Given exercise |
The exercise asks for every line of the data to be reproduced exactly.

>> Begin Extracted data

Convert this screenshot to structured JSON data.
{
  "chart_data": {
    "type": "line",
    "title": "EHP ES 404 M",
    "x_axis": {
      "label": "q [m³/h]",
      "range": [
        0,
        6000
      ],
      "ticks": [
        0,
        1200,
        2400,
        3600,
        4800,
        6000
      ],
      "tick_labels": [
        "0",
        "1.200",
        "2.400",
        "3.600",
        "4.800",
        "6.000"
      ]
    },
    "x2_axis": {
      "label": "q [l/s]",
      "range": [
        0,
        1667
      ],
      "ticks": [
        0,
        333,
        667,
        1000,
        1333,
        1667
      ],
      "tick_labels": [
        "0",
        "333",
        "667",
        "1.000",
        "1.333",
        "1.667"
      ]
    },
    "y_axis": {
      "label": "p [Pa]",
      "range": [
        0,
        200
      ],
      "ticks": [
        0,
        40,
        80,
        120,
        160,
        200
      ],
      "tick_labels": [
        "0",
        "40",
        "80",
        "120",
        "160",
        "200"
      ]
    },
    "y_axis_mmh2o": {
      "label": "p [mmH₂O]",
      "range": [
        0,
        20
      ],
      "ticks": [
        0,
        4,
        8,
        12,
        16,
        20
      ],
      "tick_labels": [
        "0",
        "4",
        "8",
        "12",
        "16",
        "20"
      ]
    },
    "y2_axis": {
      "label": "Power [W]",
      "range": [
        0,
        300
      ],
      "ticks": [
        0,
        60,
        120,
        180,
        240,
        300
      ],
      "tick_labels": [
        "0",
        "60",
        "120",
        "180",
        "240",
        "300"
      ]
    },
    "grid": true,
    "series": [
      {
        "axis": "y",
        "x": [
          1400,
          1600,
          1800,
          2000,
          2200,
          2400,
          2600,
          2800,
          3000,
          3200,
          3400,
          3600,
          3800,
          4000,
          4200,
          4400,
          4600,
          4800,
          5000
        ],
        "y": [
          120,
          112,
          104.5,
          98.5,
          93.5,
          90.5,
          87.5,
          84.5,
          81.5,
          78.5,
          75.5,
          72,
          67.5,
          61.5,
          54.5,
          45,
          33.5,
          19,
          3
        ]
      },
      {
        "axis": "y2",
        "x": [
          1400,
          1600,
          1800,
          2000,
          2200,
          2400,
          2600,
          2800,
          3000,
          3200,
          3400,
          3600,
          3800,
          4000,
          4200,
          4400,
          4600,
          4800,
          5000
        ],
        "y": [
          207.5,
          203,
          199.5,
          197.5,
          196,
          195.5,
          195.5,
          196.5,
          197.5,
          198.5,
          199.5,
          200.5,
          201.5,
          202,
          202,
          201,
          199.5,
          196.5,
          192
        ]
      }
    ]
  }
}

>> End Extracted data

Exercise answer |
Convert this screenshot to structured JSON data.
{
  "chart_data": {
    "type": "line",
    "title": "EHP ES 404 M",
    "x_axis": {
      "label": "q [m³/h]",
      "range": [
        0,
        6000
      ],
      "ticks": [
        0,
        1200,
        2400,
        3600,
        4800,
        6000
      ],
      "tick_labels": [
        "0",
        "1.200",
        "2.400",
        "3.600",
        "4.800",
        "6.000"
      ]
    },
    "x2_axis": {
      "label": "q [l/s]",
      "range": [
        0,
        1667
      ],
      "ticks": [
        0,
        333,
        667,
        1000,
        1333,
        1667
      ],
      "tick_labels": [
        "0",
        "333",
        "667",
        "1.000",
        "1.333",
        "1.667"
      ]
    },
    "y_axis": {
      "label": "p [Pa]",
      "range": [
        0,
        200
      ],
      "ticks": [
        0,
        40,
        80,
        120,
        160,
        200
      ],
      "tick_labels": [
        "0",
        "40",
        "80",
        "120",
        "160",
        "200"
      ]
    },
    "y_axis_mmh2o": {
      "label": "p [mmH₂O]",
      "range": [
        0,
        20
      ],
      "ticks": [
        0,
        4,
        8,
        12,
        16,
        20
      ],
      "tick_labels": [
        "0",
        "4",
        "8",
        "12",
        "16",
        "20"
      ]
    },
    "y2_axis": {
      "label": "Power [W]",
      "range": [
        0,
        300
      ],
      "ticks": [
        0,
        60,
        120,
        180,
        240,
        300
      ],
      "tick_labels": [
        "0",
        "60",
        "120",
        "180",
        "240",
        "300"
      ]
    },
    "grid": true,
    "series": [
      {
        "axis": "y",
        "x": [
          1400,
          1600,
          1800,
          2000,
          2200,
          2400,
          2600,
          2800,
          3000,
          3200,
          3400,
          3600,
          3800,
          4000,
          4200,
          4400,
          4600,
          4800,
          5000
        ],
        "y": [
          120,
          112,
          104.5,
          98.5,
          93.5,
          90.5,
          87.5,
          84.5,
          81.5,
          78.5,
          75.5,
          72,
          67.5,
          61.5,
          54.5,
          45,
          33.5,
          19,
          3
        ]
      },
      {
        "axis": "y2",
        "x": [
          1400,
          1600,
          1800,
          2000,
          2200,
          2400,
          2600,
          2800,
          3000,
          3200,
          3400,
          3600,
          3800,
          4000,
          4200,
          4400,
          4600,
          4800,
          5000
        ],
        "y": [
          207.5,
          203,
          199.5,
          197.5,
          196,
          195.5,
          195.5,
          196.5,
          197.5,
          198.5,
          199.5,
          200.5,
          201.5,
          202,
          202,
          201,
          199.5,
          196.5,
          192
        ]
      }
    ]
  }
}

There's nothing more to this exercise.